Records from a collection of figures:
+++
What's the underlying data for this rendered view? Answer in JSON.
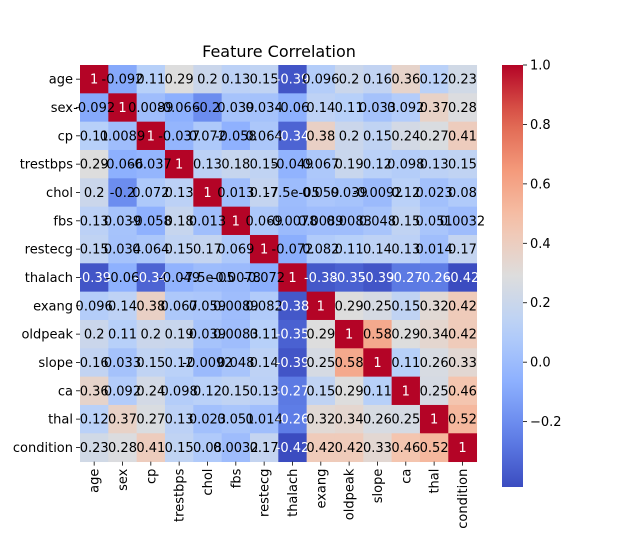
{
  "chart_data": {
    "type": "heatmap",
    "title": "Feature Correlation",
    "xlabel": "",
    "ylabel": "",
    "variables": [
      "age",
      "sex",
      "cp",
      "trestbps",
      "chol",
      "fbs",
      "restecg",
      "thalach",
      "exang",
      "oldpeak",
      "slope",
      "ca",
      "thal",
      "condition"
    ],
    "x_tick_labels": [
      "age",
      "sex",
      "cp",
      "trestbps",
      "chol",
      "fbs",
      "restecg",
      "thalach",
      "exang",
      "oldpeak",
      "slope",
      "ca",
      "thal",
      "condition"
    ],
    "y_tick_labels": [
      "age",
      "sex",
      "cp",
      "trestbps",
      "chol",
      "fbs",
      "restecg",
      "thalach",
      "exang",
      "oldpeak",
      "slope",
      "ca",
      "thal",
      "condition"
    ],
    "values": [
      [
        1,
        -0.092,
        0.11,
        0.29,
        0.2,
        0.13,
        0.15,
        -0.39,
        0.096,
        0.2,
        0.16,
        0.36,
        0.12,
        0.23
      ],
      [
        -0.092,
        1,
        0.0089,
        -0.066,
        -0.2,
        0.039,
        0.034,
        -0.06,
        0.14,
        0.11,
        0.033,
        0.092,
        0.37,
        0.28
      ],
      [
        0.11,
        0.0089,
        1,
        -0.037,
        0.072,
        -0.058,
        0.064,
        -0.34,
        0.38,
        0.2,
        0.15,
        0.24,
        0.27,
        0.41
      ],
      [
        0.29,
        -0.066,
        -0.037,
        1,
        0.13,
        0.18,
        0.15,
        -0.049,
        0.067,
        0.19,
        0.12,
        0.098,
        0.13,
        0.15
      ],
      [
        0.2,
        -0.2,
        0.072,
        0.13,
        1,
        0.013,
        0.17,
        -7.5e-05,
        0.059,
        0.039,
        -0.0092,
        0.12,
        0.023,
        0.08
      ],
      [
        0.13,
        0.039,
        -0.058,
        0.18,
        0.013,
        1,
        0.069,
        -0.0078,
        0.0089,
        0.0083,
        0.048,
        0.15,
        0.051,
        0.0032
      ],
      [
        0.15,
        0.034,
        0.064,
        0.15,
        0.17,
        0.069,
        1,
        -0.072,
        0.082,
        0.11,
        0.14,
        0.13,
        0.014,
        0.17
      ],
      [
        -0.39,
        -0.06,
        -0.34,
        -0.049,
        -7.5e-05,
        -0.0078,
        -0.072,
        1,
        -0.38,
        -0.35,
        -0.39,
        -0.27,
        -0.26,
        -0.42
      ],
      [
        0.096,
        0.14,
        0.38,
        0.067,
        0.059,
        0.0089,
        0.082,
        -0.38,
        1,
        0.29,
        0.25,
        0.15,
        0.32,
        0.42
      ],
      [
        0.2,
        0.11,
        0.2,
        0.19,
        0.039,
        0.0083,
        0.11,
        -0.35,
        0.29,
        1,
        0.58,
        0.29,
        0.34,
        0.42
      ],
      [
        0.16,
        0.033,
        0.15,
        0.12,
        -0.0092,
        0.048,
        0.14,
        -0.39,
        0.25,
        0.58,
        1,
        0.11,
        0.26,
        0.33
      ],
      [
        0.36,
        0.092,
        0.24,
        0.098,
        0.12,
        0.15,
        0.13,
        -0.27,
        0.15,
        0.29,
        0.11,
        1,
        0.25,
        0.46
      ],
      [
        0.12,
        0.37,
        0.27,
        0.13,
        0.023,
        0.051,
        0.014,
        -0.26,
        0.32,
        0.34,
        0.26,
        0.25,
        1,
        0.52
      ],
      [
        0.23,
        0.28,
        0.41,
        0.15,
        0.08,
        0.0032,
        0.17,
        -0.42,
        0.42,
        0.42,
        0.33,
        0.46,
        0.52,
        1
      ]
    ],
    "cell_labels": [
      [
        "1",
        "-0.092",
        "0.11",
        "0.29",
        "0.2",
        "0.13",
        "0.15",
        "-0.39",
        "0.096",
        "0.2",
        "0.16",
        "0.36",
        "0.12",
        "0.23"
      ],
      [
        "-0.092",
        "1",
        "0.0089",
        "-0.066",
        "-0.2",
        "0.039",
        "0.034",
        "-0.06",
        "0.14",
        "0.11",
        "0.033",
        "0.092",
        "0.37",
        "0.28"
      ],
      [
        "0.11",
        "0.0089",
        "1",
        "-0.037",
        "0.072",
        "-0.058",
        "0.064",
        "-0.34",
        "0.38",
        "0.2",
        "0.15",
        "0.24",
        "0.27",
        "0.41"
      ],
      [
        "0.29",
        "-0.066",
        "-0.037",
        "1",
        "0.13",
        "0.18",
        "0.15",
        "-0.049",
        "0.067",
        "0.19",
        "0.12",
        "0.098",
        "0.13",
        "0.15"
      ],
      [
        "0.2",
        "-0.2",
        "0.072",
        "0.13",
        "1",
        "0.013",
        "0.17",
        "-7.5e-05",
        "0.059",
        "0.039",
        "-0.0092",
        "0.12",
        "0.023",
        "0.08"
      ],
      [
        "0.13",
        "0.039",
        "-0.058",
        "0.18",
        "0.013",
        "1",
        "0.069",
        "-0.0078",
        "0.0089",
        "0.0083",
        "0.048",
        "0.15",
        "0.051",
        "0.0032"
      ],
      [
        "0.15",
        "0.034",
        "0.064",
        "0.15",
        "0.17",
        "0.069",
        "1",
        "-0.072",
        "0.082",
        "0.11",
        "0.14",
        "0.13",
        "0.014",
        "0.17"
      ],
      [
        "-0.39",
        "-0.06",
        "-0.34",
        "-0.049",
        "-7.5e-05",
        "-0.0078",
        "-0.072",
        "1",
        "-0.38",
        "-0.35",
        "-0.39",
        "-0.27",
        "-0.26",
        "-0.42"
      ],
      [
        "0.096",
        "0.14",
        "0.38",
        "0.067",
        "0.059",
        "0.0089",
        "0.082",
        "-0.38",
        "1",
        "0.29",
        "0.25",
        "0.15",
        "0.32",
        "0.42"
      ],
      [
        "0.2",
        "0.11",
        "0.2",
        "0.19",
        "0.039",
        "0.0083",
        "0.11",
        "-0.35",
        "0.29",
        "1",
        "0.58",
        "0.29",
        "0.34",
        "0.42"
      ],
      [
        "0.16",
        "0.033",
        "0.15",
        "0.12",
        "-0.0092",
        "0.048",
        "0.14",
        "-0.39",
        "0.25",
        "0.58",
        "1",
        "0.11",
        "0.26",
        "0.33"
      ],
      [
        "0.36",
        "0.092",
        "0.24",
        "0.098",
        "0.12",
        "0.15",
        "0.13",
        "-0.27",
        "0.15",
        "0.29",
        "0.11",
        "1",
        "0.25",
        "0.46"
      ],
      [
        "0.12",
        "0.37",
        "0.27",
        "0.13",
        "0.023",
        "0.051",
        "0.014",
        "-0.26",
        "0.32",
        "0.34",
        "0.26",
        "0.25",
        "1",
        "0.52"
      ],
      [
        "0.23",
        "0.28",
        "0.41",
        "0.15",
        "0.08",
        "0.0032",
        "0.17",
        "-0.42",
        "0.42",
        "0.42",
        "0.33",
        "0.46",
        "0.52",
        "1"
      ]
    ],
    "colormap": "coolwarm",
    "colorbar": {
      "vmin": -0.42,
      "vmax": 1.0,
      "ticks": [
        -0.2,
        0.0,
        0.2,
        0.4,
        0.6,
        0.8,
        1.0
      ],
      "tick_labels": [
        "−0.2",
        "0.0",
        "0.2",
        "0.4",
        "0.6",
        "0.8",
        "1.0"
      ],
      "placement": "right"
    },
    "legend": "none",
    "grid": false
  }
}
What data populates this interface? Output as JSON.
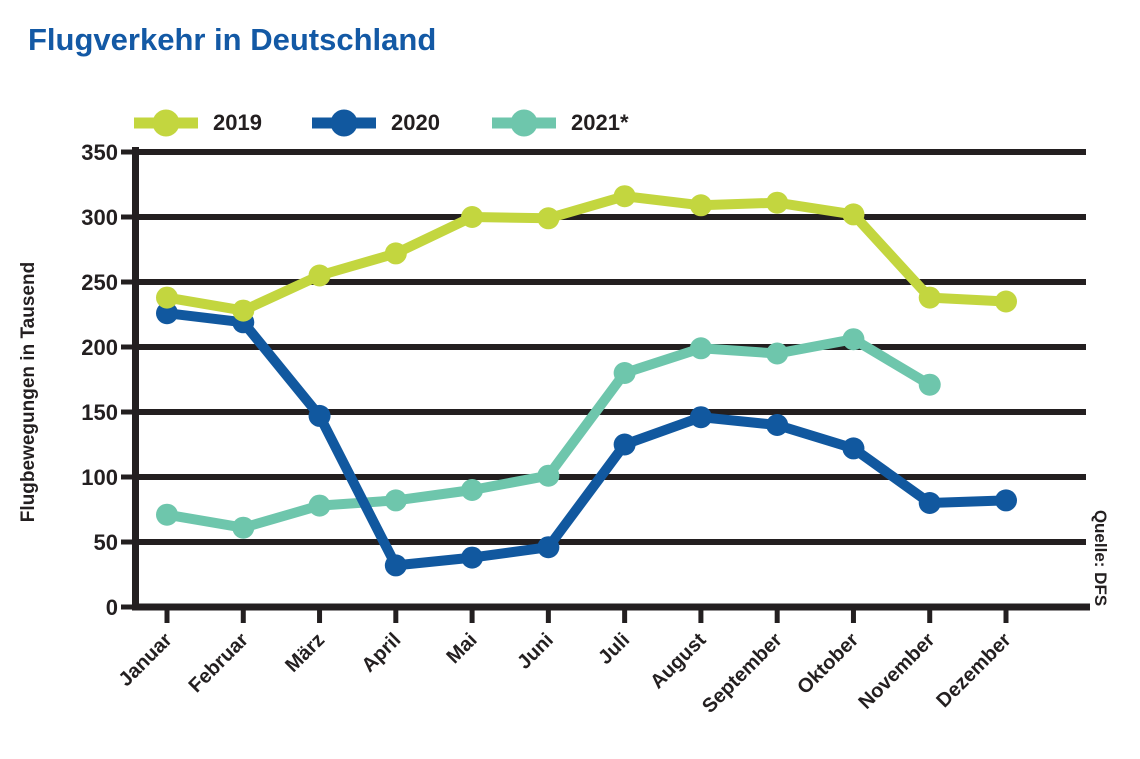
{
  "title": "Flugverkehr in Deutschland",
  "y_axis_title": "Flugbewegungen in Tausend",
  "source_note": "Quelle: DFS",
  "colors": {
    "title_blue": "#1359A5",
    "dark": "#231F20",
    "series_2019": "#C3D63F",
    "series_2020": "#11589F",
    "series_2021": "#6EC6AC"
  },
  "legend": [
    {
      "label": "2019",
      "color": "#C3D63F"
    },
    {
      "label": "2020",
      "color": "#11589F"
    },
    {
      "label": "2021*",
      "color": "#6EC6AC"
    }
  ],
  "chart_data": {
    "type": "line",
    "title": "Flugverkehr in Deutschland",
    "categories": [
      "Januar",
      "Februar",
      "März",
      "April",
      "Mai",
      "Juni",
      "Juli",
      "August",
      "September",
      "Oktober",
      "November",
      "Dezember"
    ],
    "series": [
      {
        "name": "2019",
        "color": "#C3D63F",
        "values": [
          238,
          228,
          255,
          272,
          300,
          299,
          316,
          309,
          311,
          302,
          238,
          235
        ]
      },
      {
        "name": "2020",
        "color": "#11589F",
        "values": [
          226,
          219,
          147,
          32,
          38,
          46,
          125,
          146,
          140,
          122,
          80,
          82
        ]
      },
      {
        "name": "2021*",
        "color": "#6EC6AC",
        "values": [
          71,
          61,
          78,
          82,
          90,
          101,
          180,
          199,
          195,
          206,
          171
        ]
      }
    ],
    "xlabel": "",
    "ylabel": "Flugbewegungen in Tausend",
    "ylim": [
      0,
      350
    ],
    "ytick_step": 50,
    "yticks": [
      "350",
      "300",
      "250",
      "200",
      "150",
      "100",
      "50",
      "0"
    ],
    "grid": true,
    "legend_position": "top"
  }
}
+++
WHAT YOU HAVE TO DO:
Reply with nothing but the number of lines in the data above that contain "JSON".

OUTPUT BELOW:
2